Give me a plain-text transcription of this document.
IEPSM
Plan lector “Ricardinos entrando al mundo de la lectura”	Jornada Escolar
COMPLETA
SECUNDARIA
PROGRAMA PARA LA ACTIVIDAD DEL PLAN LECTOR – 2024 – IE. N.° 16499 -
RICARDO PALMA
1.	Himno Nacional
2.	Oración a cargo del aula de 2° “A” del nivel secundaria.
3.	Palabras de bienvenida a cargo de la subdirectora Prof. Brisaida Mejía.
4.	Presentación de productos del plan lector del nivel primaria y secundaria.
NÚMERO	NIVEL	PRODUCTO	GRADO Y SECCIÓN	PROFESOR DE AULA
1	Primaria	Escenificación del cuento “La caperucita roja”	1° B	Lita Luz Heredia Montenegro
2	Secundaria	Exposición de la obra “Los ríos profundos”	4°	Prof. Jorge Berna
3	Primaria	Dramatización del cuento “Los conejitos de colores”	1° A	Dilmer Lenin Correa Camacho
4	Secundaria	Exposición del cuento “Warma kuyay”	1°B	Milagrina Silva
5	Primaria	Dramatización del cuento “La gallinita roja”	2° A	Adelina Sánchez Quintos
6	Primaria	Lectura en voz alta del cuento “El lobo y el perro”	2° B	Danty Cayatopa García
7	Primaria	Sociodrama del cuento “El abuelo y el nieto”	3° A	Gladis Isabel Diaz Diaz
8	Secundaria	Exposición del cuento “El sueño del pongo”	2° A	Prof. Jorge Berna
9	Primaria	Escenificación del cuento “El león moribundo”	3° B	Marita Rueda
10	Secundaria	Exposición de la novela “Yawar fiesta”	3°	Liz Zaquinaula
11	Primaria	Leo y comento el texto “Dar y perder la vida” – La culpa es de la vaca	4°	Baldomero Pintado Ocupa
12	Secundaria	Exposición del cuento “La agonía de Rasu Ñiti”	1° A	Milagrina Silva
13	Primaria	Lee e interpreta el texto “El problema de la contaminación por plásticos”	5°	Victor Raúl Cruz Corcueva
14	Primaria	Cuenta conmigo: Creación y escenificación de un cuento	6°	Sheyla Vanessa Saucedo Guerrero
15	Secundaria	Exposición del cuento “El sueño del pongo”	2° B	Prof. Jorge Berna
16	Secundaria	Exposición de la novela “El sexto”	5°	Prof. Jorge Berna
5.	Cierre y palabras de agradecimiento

----

Copy all the records above precisely.

Give me a plain-text transcription of this document.
IEPSM
Plan lector “Ricardinos entrando al mundo de la lectura”	Jornada Escolar
COMPLETA
SECUNDARIA
PROGRAMA PARA LA ACTIVIDAD DEL PLAN LECTOR – 2024 – IE. N.° 16499 -
RICARDO PALMA
1.	Himno Nacional
2.	Oración a cargo del aula de 2° “A” del nivel secundaria.
3.	Palabras de bienvenida a cargo de la subdirectora Prof. Brisaida Mejía.
4.	Presentación de productos del plan lector del nivel primaria y secundaria.
NÚMERO	NIVEL	PRODUCTO	GRADO Y SECCIÓN	PROFESOR DE AULA
1	Primaria	Escenificación del cuento “La caperucita roja”	1° B	Lita Luz Heredia Montenegro
2	Secundaria	Exposición de la obra “Los ríos profundos”	4°	Prof. Jorge Berna
3	Primaria	Dramatización del cuento “Los conejitos de colores”	1° A	Dilmer Lenin Correa Camacho
4	Secundaria	Exposición del cuento “Warma kuyay”	1°B	Milagrina Silva
5	Primaria	Dramatización del cuento “La gallinita roja”	2° A	Adelina Sánchez Quintos
6	Primaria	Lectura en voz alta del cuento “El lobo y el perro”	2° B	Danty Cayatopa García
7	Primaria	Sociodrama del cuento “El abuelo y el nieto”	3° A	Gladis Isabel Diaz Diaz
8	Secundaria	Exposición del cuento “El sueño del pongo”	2° A	Prof. Jorge Berna
9	Primaria	Escenificación del cuento “El león moribundo”	3° B	Marita Rueda
10	Secundaria	Exposición de la novela “Yawar fiesta”	3°	Liz Zaquinaula
11	Primaria	Leo y comento el texto “Dar y perder la vida” – La culpa es de la vaca	4°	Baldomero Pintado Ocupa
12	Secundaria	Exposición del cuento “La agonía de Rasu Ñiti”	1° A	Milagrina Silva
13	Primaria	Lee e interpreta el texto “El problema de la contaminación por plásticos”	5°	Victor Raúl Cruz Corcueva
14	Primaria	Cuenta conmigo: Creación y escenificación de un cuento	6°	Sheyla Vanessa Saucedo Guerrero
15	Secundaria	Exposición del cuento “El sueño del pongo”	2° B	Prof. Jorge Berna
16	Secundaria	Exposición de la novela “El sexto”	5°	Prof. Jorge Berna
5.	Cierre y palabras de agradecimiento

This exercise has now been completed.